Prompt
Copy out the data below as written; omit any images.

Part of a data file
◇ ◇ ◇ ◇ ◇ ◇ ◇
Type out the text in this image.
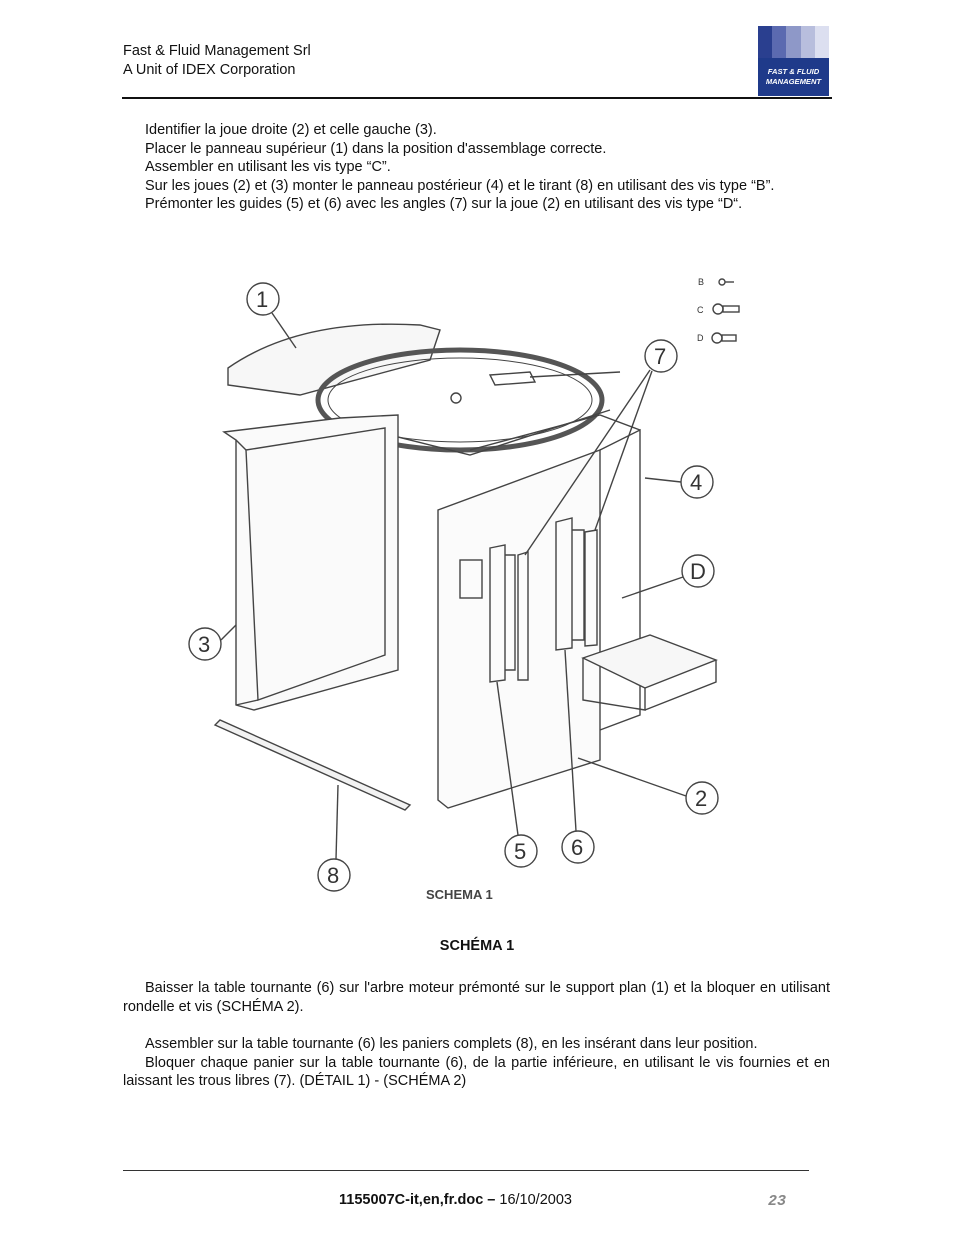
Fast & Fluid Management Srl
A Unit of IDEX Corporation	FAST & FLUID
MANAGEMENT

Identifier la joue droite (2) et celle gauche (3).

Placer le panneau supérieur (1) dans la position d'assemblage correcte.

Assembler en utilisant les vis type “C”.

Sur les joues (2) et (3) monter le panneau postérieur (4) et le tirant (8) en utilisant des vis type “B”.

Prémonter les guides (5) et (6) avec les angles (7) sur la joue (2) en utilisant des vis type “D“.

B
C
D
1
7
4
D
3
2
5 6
8
SCHEMA 1
SCHÉMA 1

Baisser la table tournante (6) sur l'arbre moteur prémonté sur le support plan (1) et la bloquer en utilisant rondelle et vis (SCHÉMA 2).

Assembler sur la table tournante (6) les paniers complets (8), en les insérant dans leur position.

Bloquer chaque panier sur la table tournante (6), de la partie inférieure, en utilisant le vis fournies et en laissant les trous libres (7). (DÉTAIL 1) - (SCHÉMA 2)

1155007C-it,en,fr.doc – 16/10/2003	23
◇ ◇ ◇ ◇ ◇ ◇ ◇
Response to the task
Type out the text in this image.
Fast & Fluid Management Srl
A Unit of IDEX Corporation	FAST & FLUID
MANAGEMENT

Identifier la joue droite (2) et celle gauche (3).

Placer le panneau supérieur (1) dans la position d'assemblage correcte.

Assembler en utilisant les vis type “C”.

Sur les joues (2) et (3) monter le panneau postérieur (4) et le tirant (8) en utilisant des vis type “B”.

Prémonter les guides (5) et (6) avec les angles (7) sur la joue (2) en utilisant des vis type “D“.

B
C
D
1
7
4
D
3
2
5 6
8
SCHEMA 1
SCHÉMA 1

Baisser la table tournante (6) sur l'arbre moteur prémonté sur le support plan (1) et la bloquer en utilisant rondelle et vis (SCHÉMA 2).

Assembler sur la table tournante (6) les paniers complets (8), en les insérant dans leur position.

Bloquer chaque panier sur la table tournante (6), de la partie inférieure, en utilisant le vis fournies et en laissant les trous libres (7). (DÉTAIL 1) - (SCHÉMA 2)

1155007C-it,en,fr.doc – 16/10/2003	23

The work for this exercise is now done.